- **Instructions for the task**:
Show, in full, each line of the data that contains "text".

- **Data listing**:
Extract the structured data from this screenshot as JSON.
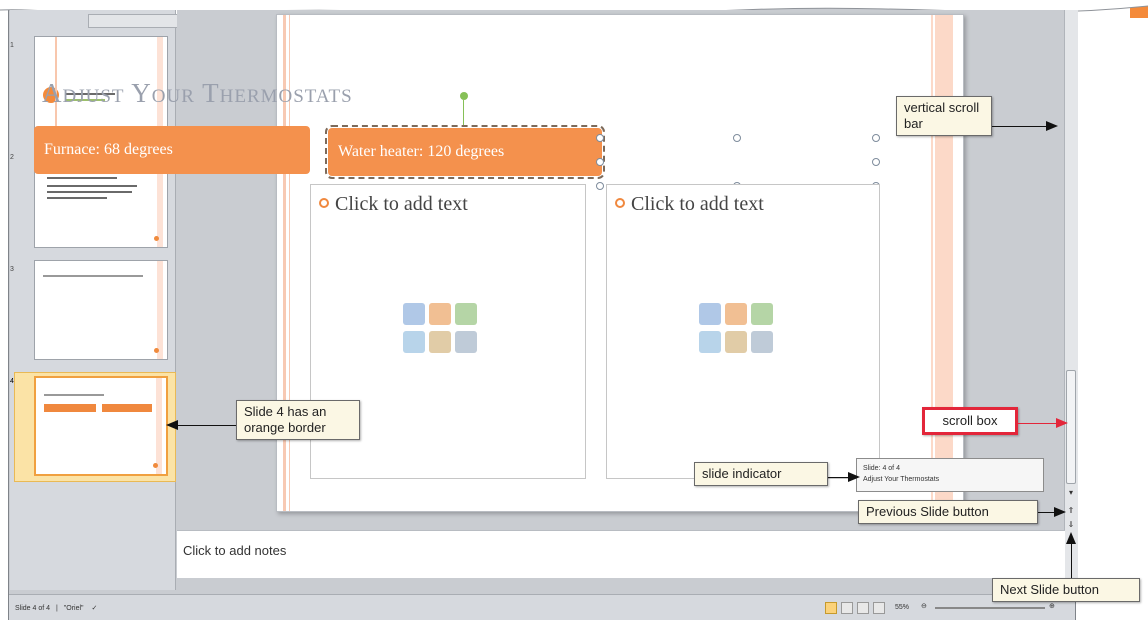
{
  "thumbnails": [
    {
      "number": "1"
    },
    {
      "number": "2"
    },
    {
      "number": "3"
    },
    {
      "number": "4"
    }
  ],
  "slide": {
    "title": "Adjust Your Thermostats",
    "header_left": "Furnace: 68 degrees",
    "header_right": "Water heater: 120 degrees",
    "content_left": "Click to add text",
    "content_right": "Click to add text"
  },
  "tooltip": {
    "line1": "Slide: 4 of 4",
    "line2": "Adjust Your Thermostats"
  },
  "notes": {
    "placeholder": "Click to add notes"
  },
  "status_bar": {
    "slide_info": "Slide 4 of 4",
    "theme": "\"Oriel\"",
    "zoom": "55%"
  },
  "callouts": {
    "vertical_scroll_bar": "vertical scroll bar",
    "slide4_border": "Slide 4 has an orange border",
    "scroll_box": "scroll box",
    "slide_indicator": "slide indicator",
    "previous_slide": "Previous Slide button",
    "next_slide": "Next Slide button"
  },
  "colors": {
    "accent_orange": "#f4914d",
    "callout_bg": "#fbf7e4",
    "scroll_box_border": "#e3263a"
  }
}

- **Output below**:
    "content_left": "Click to add text",
    "content_right": "Click to add text"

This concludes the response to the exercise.